### [THE TASK]
Extract every line that contains the string "ارتباطات".

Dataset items

⁂

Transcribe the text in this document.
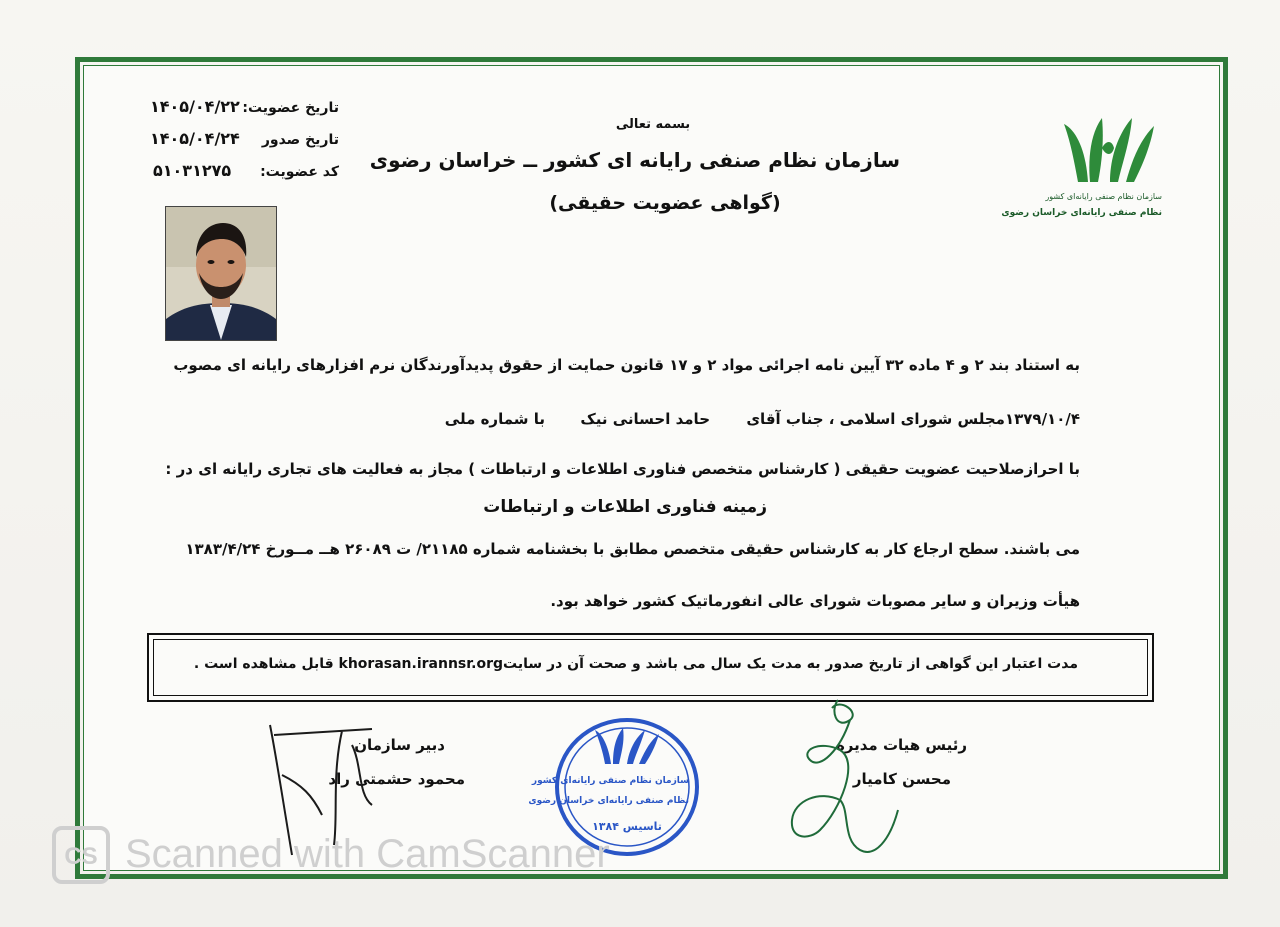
تاریخ عضویت:
۱۴۰۵/۰۴/۲۲
تاریخ صدور
۱۴۰۵/۰۴/۲۴
کد عضویت:
۵۱۰۳۱۲۷۵
بسمه تعالی
سازمان نظام صنفی رایانه ای کشور ــ خراسان رضوی
(گواهی عضویت حقیقی)	سازمان نظام صنفی رایانه‌ای کشور
نظام صنفی رایانه‌ای خراسان رضوی
به استناد بند ۲ و ۴ ماده ۳۲ آیین نامه اجرائی مواد ۲ و ۱۷ قانون حمایت از حقوق پدیدآورندگان نرم افزارهای رایانه ای مصوب
۱۳۷۹/۱۰/۴مجلس شورای اسلامی ، جناب آقای
حامد احسانی نیک
با شماره ملی
با احرازصلاحیت عضویت حقیقی ( کارشناس متخصص فناوری اطلاعات و ارتباطات ) مجاز به فعالیت های تجاری رایانه ای در :
زمینه فناوری اطلاعات و ارتباطات
می باشند. سطح ارجاع کار به کارشناس حقیقی متخصص مطابق با بخشنامه شماره ۲۱۱۸۵/ ت ۲۶۰۸۹ هــ مــورخ ۱۳۸۳/۴/۲۴
هیأت وزیران و سایر مصوبات شورای عالی انفورماتیک کشور خواهد بود.
مدت اعتبار این گواهی از تاریخ صدور به مدت یک سال می باشد و صحت آن در سایتkhorasan.irannsr.org قابل مشاهده است .
رئیس هیات مدیره
محسن کامیار
دبیر سازمان
محمود حشمتی راد	سازمان نظام صنفی رایانه‌ای کشور
نظام صنفی رایانه‌ای خراسان رضوی
تاسیس ۱۳۸۴
CS Scanned with CamScanner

⁂

### [THE COMPLETED TASK]
با احرازصلاحیت عضویت حقیقی ( کارشناس متخصص فناوری اطلاعات و ارتباطات ) مجاز به فعالیت های تجاری رایانه ای در :
زمینه فناوری اطلاعات و ارتباطات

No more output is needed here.